● **Task prompt**:
Rewrite the entries below as a two-column CSV whose header row is description,locations, with one row per entry. Put each entry's descriptive text and its list of positions in double quotes, and replace every line break inside a field with a space.

● **Data supplied**:
--------------------

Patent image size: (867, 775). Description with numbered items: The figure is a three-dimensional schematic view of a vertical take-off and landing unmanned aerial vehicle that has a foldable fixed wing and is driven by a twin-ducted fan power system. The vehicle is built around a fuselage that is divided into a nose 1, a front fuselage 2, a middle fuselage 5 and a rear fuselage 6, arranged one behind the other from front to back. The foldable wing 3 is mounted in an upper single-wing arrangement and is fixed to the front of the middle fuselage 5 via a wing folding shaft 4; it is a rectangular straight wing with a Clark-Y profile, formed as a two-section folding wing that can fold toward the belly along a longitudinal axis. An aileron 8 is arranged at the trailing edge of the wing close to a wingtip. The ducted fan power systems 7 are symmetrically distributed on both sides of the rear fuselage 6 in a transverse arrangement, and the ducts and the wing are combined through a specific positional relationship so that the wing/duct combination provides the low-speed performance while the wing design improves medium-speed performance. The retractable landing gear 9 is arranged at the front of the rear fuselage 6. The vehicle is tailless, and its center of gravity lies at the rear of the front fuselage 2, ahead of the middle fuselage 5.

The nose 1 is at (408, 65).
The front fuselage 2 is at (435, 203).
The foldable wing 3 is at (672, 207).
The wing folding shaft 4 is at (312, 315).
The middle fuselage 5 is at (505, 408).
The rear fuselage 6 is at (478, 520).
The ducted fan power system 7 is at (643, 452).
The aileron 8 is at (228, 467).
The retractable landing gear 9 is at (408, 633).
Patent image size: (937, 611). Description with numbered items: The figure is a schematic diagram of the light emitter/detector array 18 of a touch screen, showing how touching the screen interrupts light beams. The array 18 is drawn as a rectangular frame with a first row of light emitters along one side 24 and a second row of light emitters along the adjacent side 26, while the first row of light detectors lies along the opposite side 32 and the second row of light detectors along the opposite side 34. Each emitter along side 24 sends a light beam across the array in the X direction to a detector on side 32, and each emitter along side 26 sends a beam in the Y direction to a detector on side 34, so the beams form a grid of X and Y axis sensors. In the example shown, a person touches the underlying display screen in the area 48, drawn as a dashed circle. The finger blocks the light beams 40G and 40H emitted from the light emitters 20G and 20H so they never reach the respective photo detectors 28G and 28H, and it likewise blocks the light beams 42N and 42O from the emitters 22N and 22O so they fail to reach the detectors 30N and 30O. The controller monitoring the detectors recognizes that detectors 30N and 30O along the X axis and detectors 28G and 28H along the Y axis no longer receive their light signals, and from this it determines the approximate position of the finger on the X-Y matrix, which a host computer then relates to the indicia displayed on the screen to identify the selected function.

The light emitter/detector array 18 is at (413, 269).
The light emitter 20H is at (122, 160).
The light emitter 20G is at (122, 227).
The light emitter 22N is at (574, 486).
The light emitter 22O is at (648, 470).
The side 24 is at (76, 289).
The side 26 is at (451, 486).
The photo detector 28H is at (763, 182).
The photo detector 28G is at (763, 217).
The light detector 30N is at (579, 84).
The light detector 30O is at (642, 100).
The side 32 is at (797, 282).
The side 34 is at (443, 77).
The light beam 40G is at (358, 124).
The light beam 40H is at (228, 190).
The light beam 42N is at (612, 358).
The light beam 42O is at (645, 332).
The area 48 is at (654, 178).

--------------------

● **Solved problem**:
description,locations
"Patent image size: (867, 775). Description with numbered items: The figure is a three-dimensional schematic view of a vertical take-off and landing unmanned aerial vehicle that has a foldable fixed wing and is driven by a twin-ducted fan power system. The vehicle is built around a fuselage that is divided into a nose 1, a front fuselage 2, a middle fuselage 5 and a rear fuselage 6, arranged one behind the other from front to back. The foldable wing 3 is mounted in an upper single-wing arrangement and is fixed to the front of the middle fuselage 5 via a wing folding shaft 4; it is a rectangular straight wing with a Clark-Y profile, formed as a two-section folding wing that can fold toward the belly along a longitudinal axis. An aileron 8 is arranged at the trailing edge of the wing close to a wingtip. The ducted fan power systems 7 are symmetrically distributed on both sides of the rear fuselage 6 in a transverse arrangement, and the ducts and the wing are combined through a specific positional relationship so that the wing/duct combination provides the low-speed performance while the wing design improves medium-speed performance. The retractable landing gear 9 is arranged at the front of the rear fuselage 6. The vehicle is tailless, and its center of gravity lies at the rear of the front fuselage 2, ahead of the middle fuselage 5.","The nose 1 is at (408, 65). The front fuselage 2 is at (435, 203). The foldable wing 3 is at (672, 207). The wing folding shaft 4 is at (312, 315). The middle fuselage 5 is at (505, 408). The rear fuselage 6 is at (478, 520). The ducted fan power system 7 is at (643, 452). The aileron 8 is at (228, 467). The retractable landing gear 9 is at (408, 633)."
"Patent image size: (937, 611). Description with numbered items: The figure is a schematic diagram of the light emitter/detector array 18 of a touch screen, showing how touching the screen interrupts light beams. The array 18 is drawn as a rectangular frame with a first row of light emitters along one side 24 and a second row of light emitters along the adjacent side 26, while the first row of light detectors lies along the opposite side 32 and the second row of light detectors along the opposite side 34. Each emitter along side 24 sends a light beam across the array in the X direction to a detector on side 32, and each emitter along side 26 sends a beam in the Y direction to a detector on side 34, so the beams form a grid of X and Y axis sensors. In the example shown, a person touches the underlying display screen in the area 48, drawn as a dashed circle. The finger blocks the light beams 40G and 40H emitted from the light emitters 20G and 20H so they never reach the respective photo detectors 28G and 28H, and it likewise blocks the light beams 42N and 42O from the emitters 22N and 22O so they fail to reach the detectors 30N and 30O. The controller monitoring the detectors recognizes that detectors 30N and 30O along the X axis and detectors 28G and 28H along the Y axis no longer receive their light signals, and from this it determines the approximate position of the finger on the X-Y matrix, which a host computer then relates to the indicia displayed on the screen to identify the selected function.","The light emitter/detector array 18 is at (413, 269). The light emitter 20H is at (122, 160). The light emitter 20G is at (122, 227). The light emitter 22N is at (574, 486). The light emitter 22O is at (648, 470). The side 24 is at (76, 289). The side 26 is at (451, 486). The photo detector 28H is at (763, 182). The photo detector 28G is at (763, 217). The light detector 30N is at (579, 84). The light detector 30O is at (642, 100). The side 32 is at (797, 282). The side 34 is at (443, 77). The light beam 40G is at (358, 124). The light beam 40H is at (228, 190). The light beam 42N is at (612, 358). The light beam 42O is at (645, 332). The area 48 is at (654, 178)."